'''

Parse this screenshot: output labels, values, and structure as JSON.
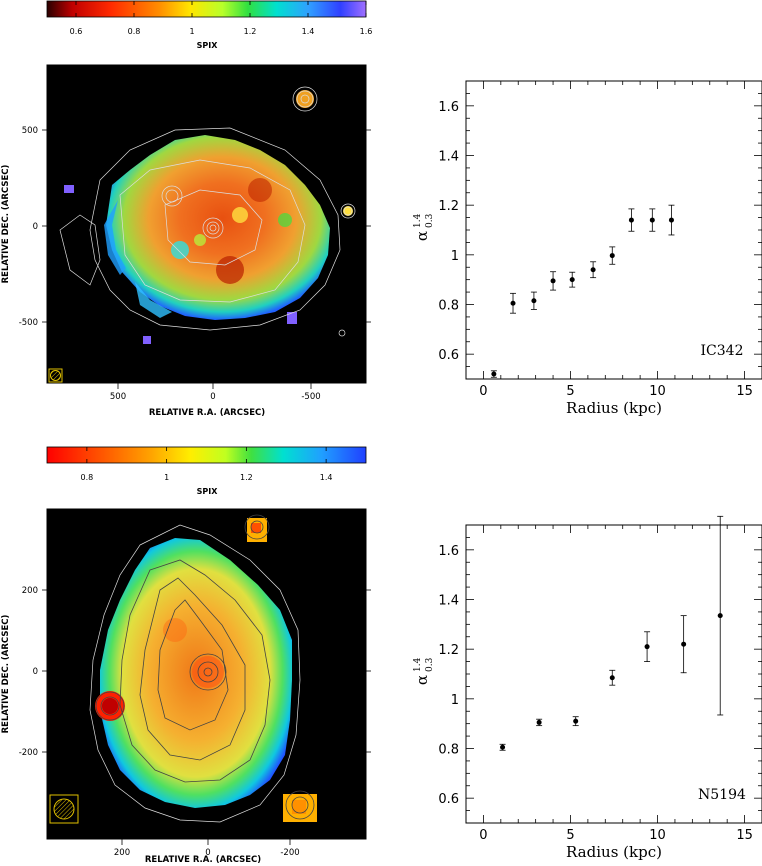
{
  "panels": [
    {
      "colorbar": {
        "label": "SPIX",
        "ticks": [
          "0.6",
          "0.8",
          "1",
          "1.2",
          "1.4",
          "1.6"
        ],
        "range": [
          0.5,
          1.6
        ]
      },
      "map": {
        "xlabel": "RELATIVE R.A.  (ARCSEC)",
        "ylabel": "RELATIVE DEC. (ARCSEC)",
        "xticks": [
          "500",
          "0",
          "-500"
        ],
        "yticks": [
          "500",
          "0",
          "-500"
        ]
      }
    },
    {
      "colorbar": {
        "label": "SPIX",
        "ticks": [
          "0.8",
          "1",
          "1.2",
          "1.4"
        ],
        "range": [
          0.7,
          1.5
        ]
      },
      "map": {
        "xlabel": "RELATIVE R.A.  (ARCSEC)",
        "ylabel": "RELATIVE DEC. (ARCSEC)",
        "xticks": [
          "200",
          "0",
          "-200"
        ],
        "yticks": [
          "200",
          "0",
          "-200"
        ]
      }
    }
  ],
  "chart_data": [
    {
      "type": "scatter",
      "title": "",
      "xlabel": "Radius (kpc)",
      "ylabel": "α",
      "ylabel_sup": "1.4",
      "ylabel_sub": "0.3",
      "annotation": "IC342",
      "xlim": [
        -1,
        16
      ],
      "ylim": [
        0.5,
        1.7
      ],
      "xticks": [
        0,
        5,
        10,
        15
      ],
      "yticks": [
        0.6,
        0.8,
        1,
        1.2,
        1.4,
        1.6
      ],
      "ytick_labels": [
        "0.6",
        "0.8",
        "1",
        "1.2",
        "1.4",
        "1.6"
      ],
      "points": [
        {
          "x": 0.6,
          "y": 0.52,
          "err": 0.013
        },
        {
          "x": 1.7,
          "y": 0.805,
          "err": 0.04
        },
        {
          "x": 2.9,
          "y": 0.815,
          "err": 0.035
        },
        {
          "x": 4.0,
          "y": 0.895,
          "err": 0.037
        },
        {
          "x": 5.1,
          "y": 0.9,
          "err": 0.03
        },
        {
          "x": 6.3,
          "y": 0.94,
          "err": 0.032
        },
        {
          "x": 7.4,
          "y": 0.997,
          "err": 0.035
        },
        {
          "x": 8.5,
          "y": 1.14,
          "err": 0.045
        },
        {
          "x": 9.7,
          "y": 1.14,
          "err": 0.045
        },
        {
          "x": 10.8,
          "y": 1.14,
          "err": 0.06
        }
      ]
    },
    {
      "type": "scatter",
      "title": "",
      "xlabel": "Radius (kpc)",
      "ylabel": "α",
      "ylabel_sup": "1.4",
      "ylabel_sub": "0.3",
      "annotation": "N5194",
      "xlim": [
        -1,
        16
      ],
      "ylim": [
        0.5,
        1.7
      ],
      "xticks": [
        0,
        5,
        10,
        15
      ],
      "yticks": [
        0.6,
        0.8,
        1,
        1.2,
        1.4,
        1.6
      ],
      "ytick_labels": [
        "0.6",
        "0.8",
        "1",
        "1.2",
        "1.4",
        "1.6"
      ],
      "points": [
        {
          "x": 1.1,
          "y": 0.805,
          "err": 0.012
        },
        {
          "x": 3.2,
          "y": 0.905,
          "err": 0.013
        },
        {
          "x": 5.3,
          "y": 0.91,
          "err": 0.018
        },
        {
          "x": 7.4,
          "y": 1.085,
          "err": 0.03
        },
        {
          "x": 9.4,
          "y": 1.21,
          "err": 0.06
        },
        {
          "x": 11.5,
          "y": 1.22,
          "err": 0.115
        },
        {
          "x": 13.6,
          "y": 1.335,
          "err": 0.4
        }
      ]
    }
  ]
}
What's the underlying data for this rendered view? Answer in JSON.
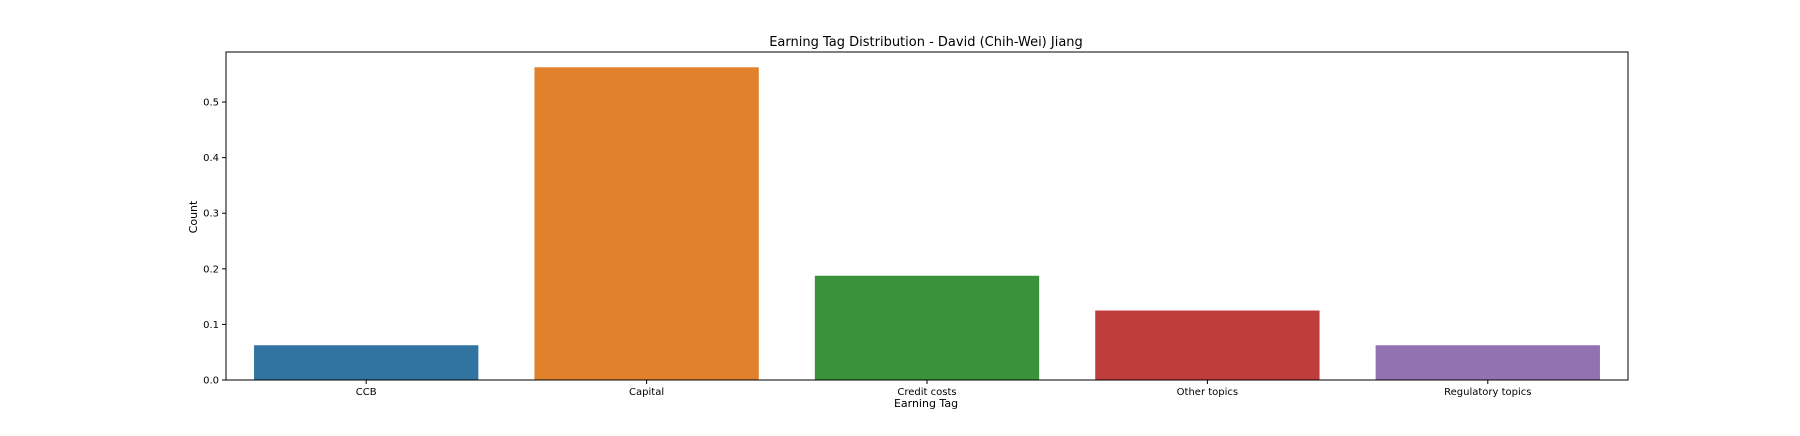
{
  "chart_data": {
    "type": "bar",
    "title": "Earning Tag Distribution - David (Chih-Wei) Jiang",
    "xlabel": "Earning Tag",
    "ylabel": "Count",
    "categories": [
      "CCB",
      "Capital",
      "Credit costs",
      "Other topics",
      "Regulatory topics"
    ],
    "values": [
      0.0625,
      0.5625,
      0.1875,
      0.125,
      0.0625
    ],
    "colors": [
      "#3274a1",
      "#e1812c",
      "#3a923a",
      "#c03d3e",
      "#9372b2"
    ],
    "ylim": [
      0,
      0.59
    ],
    "yticks": [
      0.0,
      0.1,
      0.2,
      0.3,
      0.4,
      0.5
    ],
    "ytick_labels": [
      "0.0",
      "0.1",
      "0.2",
      "0.3",
      "0.4",
      "0.5"
    ],
    "grid": false,
    "legend": "none"
  }
}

'''

#### THE PROBLEM
Using the data above, copy each line that contains "Earning".

#### EXPECTED ANSWER
    "title": "Earning Tag Distribution - David (Chih-Wei) Jiang",
    "xlabel": "Earning Tag",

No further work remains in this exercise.